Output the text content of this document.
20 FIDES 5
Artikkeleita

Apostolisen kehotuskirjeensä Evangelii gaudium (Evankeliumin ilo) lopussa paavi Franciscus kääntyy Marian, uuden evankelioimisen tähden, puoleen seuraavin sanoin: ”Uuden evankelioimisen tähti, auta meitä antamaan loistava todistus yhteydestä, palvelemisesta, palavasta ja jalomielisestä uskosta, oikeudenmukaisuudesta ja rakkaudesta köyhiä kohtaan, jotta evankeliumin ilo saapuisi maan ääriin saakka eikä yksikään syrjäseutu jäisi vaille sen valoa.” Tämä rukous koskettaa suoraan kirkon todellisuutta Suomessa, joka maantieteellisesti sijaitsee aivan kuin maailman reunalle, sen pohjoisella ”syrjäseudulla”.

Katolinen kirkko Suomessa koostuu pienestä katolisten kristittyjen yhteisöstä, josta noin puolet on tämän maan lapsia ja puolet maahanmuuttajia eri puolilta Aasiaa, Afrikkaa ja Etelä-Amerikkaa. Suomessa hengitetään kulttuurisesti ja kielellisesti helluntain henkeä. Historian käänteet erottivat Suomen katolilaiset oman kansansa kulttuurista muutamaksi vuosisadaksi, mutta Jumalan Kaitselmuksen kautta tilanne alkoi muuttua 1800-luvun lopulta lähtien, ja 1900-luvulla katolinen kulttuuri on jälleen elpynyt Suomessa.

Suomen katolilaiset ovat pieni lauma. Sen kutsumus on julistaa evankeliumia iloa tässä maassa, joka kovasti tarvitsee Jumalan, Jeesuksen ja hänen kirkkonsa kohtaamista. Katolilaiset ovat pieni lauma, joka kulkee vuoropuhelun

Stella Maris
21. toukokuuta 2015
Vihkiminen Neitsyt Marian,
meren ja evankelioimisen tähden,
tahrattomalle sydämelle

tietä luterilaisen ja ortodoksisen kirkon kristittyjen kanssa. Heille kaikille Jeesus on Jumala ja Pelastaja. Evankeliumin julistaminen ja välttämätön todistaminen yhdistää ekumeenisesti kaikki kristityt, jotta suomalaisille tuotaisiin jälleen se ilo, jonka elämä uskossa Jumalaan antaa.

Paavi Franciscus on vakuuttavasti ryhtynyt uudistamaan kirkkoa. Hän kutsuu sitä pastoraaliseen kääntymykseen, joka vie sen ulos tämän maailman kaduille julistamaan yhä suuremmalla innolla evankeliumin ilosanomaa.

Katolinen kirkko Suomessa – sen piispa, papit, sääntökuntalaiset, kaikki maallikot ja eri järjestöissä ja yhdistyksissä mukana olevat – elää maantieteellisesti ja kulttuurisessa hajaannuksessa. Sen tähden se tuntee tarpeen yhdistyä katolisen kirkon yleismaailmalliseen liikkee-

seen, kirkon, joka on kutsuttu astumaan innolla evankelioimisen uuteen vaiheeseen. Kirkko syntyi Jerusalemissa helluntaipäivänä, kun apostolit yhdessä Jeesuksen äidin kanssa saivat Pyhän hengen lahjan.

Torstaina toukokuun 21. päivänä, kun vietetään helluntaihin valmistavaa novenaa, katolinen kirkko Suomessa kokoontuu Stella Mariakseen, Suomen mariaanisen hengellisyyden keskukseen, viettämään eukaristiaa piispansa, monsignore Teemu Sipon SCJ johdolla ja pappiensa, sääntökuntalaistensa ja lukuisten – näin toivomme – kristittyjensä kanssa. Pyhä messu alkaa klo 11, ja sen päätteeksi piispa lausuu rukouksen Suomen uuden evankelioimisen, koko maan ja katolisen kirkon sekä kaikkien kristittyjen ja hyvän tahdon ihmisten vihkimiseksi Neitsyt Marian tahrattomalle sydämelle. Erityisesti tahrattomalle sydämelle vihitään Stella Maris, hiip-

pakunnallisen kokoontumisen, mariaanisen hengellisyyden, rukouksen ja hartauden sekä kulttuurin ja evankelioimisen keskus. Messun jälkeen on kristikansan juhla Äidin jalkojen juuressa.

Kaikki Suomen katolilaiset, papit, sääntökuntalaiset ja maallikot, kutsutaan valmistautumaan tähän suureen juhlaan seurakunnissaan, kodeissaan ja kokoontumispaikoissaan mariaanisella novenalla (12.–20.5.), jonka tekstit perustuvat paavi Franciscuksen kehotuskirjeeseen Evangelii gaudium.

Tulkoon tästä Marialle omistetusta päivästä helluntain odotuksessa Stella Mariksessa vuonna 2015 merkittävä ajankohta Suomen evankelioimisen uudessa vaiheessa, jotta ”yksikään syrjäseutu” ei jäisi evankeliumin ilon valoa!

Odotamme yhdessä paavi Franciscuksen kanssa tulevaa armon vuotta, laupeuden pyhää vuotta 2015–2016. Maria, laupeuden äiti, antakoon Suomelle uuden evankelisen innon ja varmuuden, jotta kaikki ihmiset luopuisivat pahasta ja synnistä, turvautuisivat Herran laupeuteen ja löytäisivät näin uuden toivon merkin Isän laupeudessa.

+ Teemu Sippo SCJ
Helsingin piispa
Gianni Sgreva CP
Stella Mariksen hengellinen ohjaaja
......
Task description: Quote all of the entries exactly as they appear.

Correct output:
Output the text content of this document.
20 FIDES 5
Artikkeleita

Apostolisen kehotuskirjeensä Evangelii gaudium (Evankeliumin ilo) lopussa paavi Franciscus kääntyy Marian, uuden evankelioimisen tähden, puoleen seuraavin sanoin: ”Uuden evankelioimisen tähti, auta meitä antamaan loistava todistus yhteydestä, palvelemisesta, palavasta ja jalomielisestä uskosta, oikeudenmukaisuudesta ja rakkaudesta köyhiä kohtaan, jotta evankeliumin ilo saapuisi maan ääriin saakka eikä yksikään syrjäseutu jäisi vaille sen valoa.” Tämä rukous koskettaa suoraan kirkon todellisuutta Suomessa, joka maantieteellisesti sijaitsee aivan kuin maailman reunalle, sen pohjoisella ”syrjäseudulla”.

Katolinen kirkko Suomessa koostuu pienestä katolisten kristittyjen yhteisöstä, josta noin puolet on tämän maan lapsia ja puolet maahanmuuttajia eri puolilta Aasiaa, Afrikkaa ja Etelä-Amerikkaa. Suomessa hengitetään kulttuurisesti ja kielellisesti helluntain henkeä. Historian käänteet erottivat Suomen katolilaiset oman kansansa kulttuurista muutamaksi vuosisadaksi, mutta Jumalan Kaitselmuksen kautta tilanne alkoi muuttua 1800-luvun lopulta lähtien, ja 1900-luvulla katolinen kulttuuri on jälleen elpynyt Suomessa.

Suomen katolilaiset ovat pieni lauma. Sen kutsumus on julistaa evankeliumia iloa tässä maassa, joka kovasti tarvitsee Jumalan, Jeesuksen ja hänen kirkkonsa kohtaamista. Katolilaiset ovat pieni lauma, joka kulkee vuoropuhelun

Stella Maris
21. toukokuuta 2015
Vihkiminen Neitsyt Marian,
meren ja evankelioimisen tähden,
tahrattomalle sydämelle

tietä luterilaisen ja ortodoksisen kirkon kristittyjen kanssa. Heille kaikille Jeesus on Jumala ja Pelastaja. Evankeliumin julistaminen ja välttämätön todistaminen yhdistää ekumeenisesti kaikki kristityt, jotta suomalaisille tuotaisiin jälleen se ilo, jonka elämä uskossa Jumalaan antaa.

Paavi Franciscus on vakuuttavasti ryhtynyt uudistamaan kirkkoa. Hän kutsuu sitä pastoraaliseen kääntymykseen, joka vie sen ulos tämän maailman kaduille julistamaan yhä suuremmalla innolla evankeliumin ilosanomaa.

Katolinen kirkko Suomessa – sen piispa, papit, sääntökuntalaiset, kaikki maallikot ja eri järjestöissä ja yhdistyksissä mukana olevat – elää maantieteellisesti ja kulttuurisessa hajaannuksessa. Sen tähden se tuntee tarpeen yhdistyä katolisen kirkon yleismaailmalliseen liikkee-

seen, kirkon, joka on kutsuttu astumaan innolla evankelioimisen uuteen vaiheeseen. Kirkko syntyi Jerusalemissa helluntaipäivänä, kun apostolit yhdessä Jeesuksen äidin kanssa saivat Pyhän hengen lahjan.

Torstaina toukokuun 21. päivänä, kun vietetään helluntaihin valmistavaa novenaa, katolinen kirkko Suomessa kokoontuu Stella Mariakseen, Suomen mariaanisen hengellisyyden keskukseen, viettämään eukaristiaa piispansa, monsignore Teemu Sipon SCJ johdolla ja pappiensa, sääntökuntalaistensa ja lukuisten – näin toivomme – kristittyjensä kanssa. Pyhä messu alkaa klo 11, ja sen päätteeksi piispa lausuu rukouksen Suomen uuden evankelioimisen, koko maan ja katolisen kirkon sekä kaikkien kristittyjen ja hyvän tahdon ihmisten vihkimiseksi Neitsyt Marian tahrattomalle sydämelle. Erityisesti tahrattomalle sydämelle vihitään Stella Maris, hiip-

pakunnallisen kokoontumisen, mariaanisen hengellisyyden, rukouksen ja hartauden sekä kulttuurin ja evankelioimisen keskus. Messun jälkeen on kristikansan juhla Äidin jalkojen juuressa.

Kaikki Suomen katolilaiset, papit, sääntökuntalaiset ja maallikot, kutsutaan valmistautumaan tähän suureen juhlaan seurakunnissaan, kodeissaan ja kokoontumispaikoissaan mariaanisella novenalla (12.–20.5.), jonka tekstit perustuvat paavi Franciscuksen kehotuskirjeeseen Evangelii gaudium.

Tulkoon tästä Marialle omistetusta päivästä helluntain odotuksessa Stella Mariksessa vuonna 2015 merkittävä ajankohta Suomen evankelioimisen uudessa vaiheessa, jotta ”yksikään syrjäseutu” ei jäisi evankeliumin ilon valoa!

Odotamme yhdessä paavi Franciscuksen kanssa tulevaa armon vuotta, laupeuden pyhää vuotta 2015–2016. Maria, laupeuden äiti, antakoon Suomelle uuden evankelisen innon ja varmuuden, jotta kaikki ihmiset luopuisivat pahasta ja synnistä, turvautuisivat Herran laupeuteen ja löytäisivät näin uuden toivon merkin Isän laupeudessa.

+ Teemu Sippo SCJ
Helsingin piispa
Gianni Sgreva CP
Stella Mariksen hengellinen ohjaaja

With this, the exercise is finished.